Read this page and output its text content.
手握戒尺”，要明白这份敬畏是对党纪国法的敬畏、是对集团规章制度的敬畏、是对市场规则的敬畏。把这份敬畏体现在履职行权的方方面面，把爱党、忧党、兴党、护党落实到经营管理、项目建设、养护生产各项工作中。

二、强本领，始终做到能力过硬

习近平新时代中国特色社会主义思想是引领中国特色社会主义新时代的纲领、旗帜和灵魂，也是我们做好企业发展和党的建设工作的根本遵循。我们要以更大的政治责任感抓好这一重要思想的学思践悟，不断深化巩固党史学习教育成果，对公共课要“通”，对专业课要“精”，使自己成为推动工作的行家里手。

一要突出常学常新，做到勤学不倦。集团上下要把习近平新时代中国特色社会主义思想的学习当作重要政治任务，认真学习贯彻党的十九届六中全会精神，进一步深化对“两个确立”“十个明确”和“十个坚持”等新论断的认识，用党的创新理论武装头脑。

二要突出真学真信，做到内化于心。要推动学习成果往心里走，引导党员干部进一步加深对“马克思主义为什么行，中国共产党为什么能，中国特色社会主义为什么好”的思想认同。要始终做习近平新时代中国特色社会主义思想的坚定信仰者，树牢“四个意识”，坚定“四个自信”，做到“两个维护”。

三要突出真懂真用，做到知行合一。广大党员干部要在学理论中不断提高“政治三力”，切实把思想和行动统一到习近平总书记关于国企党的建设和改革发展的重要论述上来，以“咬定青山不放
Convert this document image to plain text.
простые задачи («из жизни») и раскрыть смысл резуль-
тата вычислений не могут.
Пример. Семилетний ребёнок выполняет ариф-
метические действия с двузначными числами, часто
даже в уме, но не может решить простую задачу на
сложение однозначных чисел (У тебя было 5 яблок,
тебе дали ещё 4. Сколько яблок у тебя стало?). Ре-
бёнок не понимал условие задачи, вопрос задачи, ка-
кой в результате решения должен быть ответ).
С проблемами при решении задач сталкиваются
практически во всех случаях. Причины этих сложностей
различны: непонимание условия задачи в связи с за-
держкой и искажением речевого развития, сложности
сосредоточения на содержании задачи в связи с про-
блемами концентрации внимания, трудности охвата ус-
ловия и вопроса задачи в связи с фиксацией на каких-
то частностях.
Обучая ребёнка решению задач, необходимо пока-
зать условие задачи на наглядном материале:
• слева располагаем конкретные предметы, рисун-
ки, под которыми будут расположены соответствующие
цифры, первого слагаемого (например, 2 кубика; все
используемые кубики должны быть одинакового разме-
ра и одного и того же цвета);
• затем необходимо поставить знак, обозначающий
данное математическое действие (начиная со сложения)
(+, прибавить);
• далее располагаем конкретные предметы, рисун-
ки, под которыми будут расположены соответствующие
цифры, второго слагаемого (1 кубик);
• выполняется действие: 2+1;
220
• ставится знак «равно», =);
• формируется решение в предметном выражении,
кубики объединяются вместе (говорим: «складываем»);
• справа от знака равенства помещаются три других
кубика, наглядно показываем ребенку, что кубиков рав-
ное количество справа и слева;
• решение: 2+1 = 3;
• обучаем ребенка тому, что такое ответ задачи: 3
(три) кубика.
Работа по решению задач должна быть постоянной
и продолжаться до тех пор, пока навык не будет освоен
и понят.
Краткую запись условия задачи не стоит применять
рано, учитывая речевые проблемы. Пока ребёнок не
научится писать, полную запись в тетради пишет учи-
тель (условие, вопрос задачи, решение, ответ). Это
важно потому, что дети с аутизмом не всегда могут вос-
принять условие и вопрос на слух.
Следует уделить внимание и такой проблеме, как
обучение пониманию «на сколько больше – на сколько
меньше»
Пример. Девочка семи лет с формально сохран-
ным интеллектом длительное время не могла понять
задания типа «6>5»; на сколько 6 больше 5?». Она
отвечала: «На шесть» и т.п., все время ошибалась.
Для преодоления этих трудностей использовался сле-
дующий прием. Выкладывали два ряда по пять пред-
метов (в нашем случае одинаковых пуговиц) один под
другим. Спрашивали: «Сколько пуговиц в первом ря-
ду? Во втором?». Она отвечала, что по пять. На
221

● **Work to do**
Extract every line that has the string "действие" in it.

● **Written response**
данное математическое действие (начиная со сложения)
• выполняется действие: 2+1;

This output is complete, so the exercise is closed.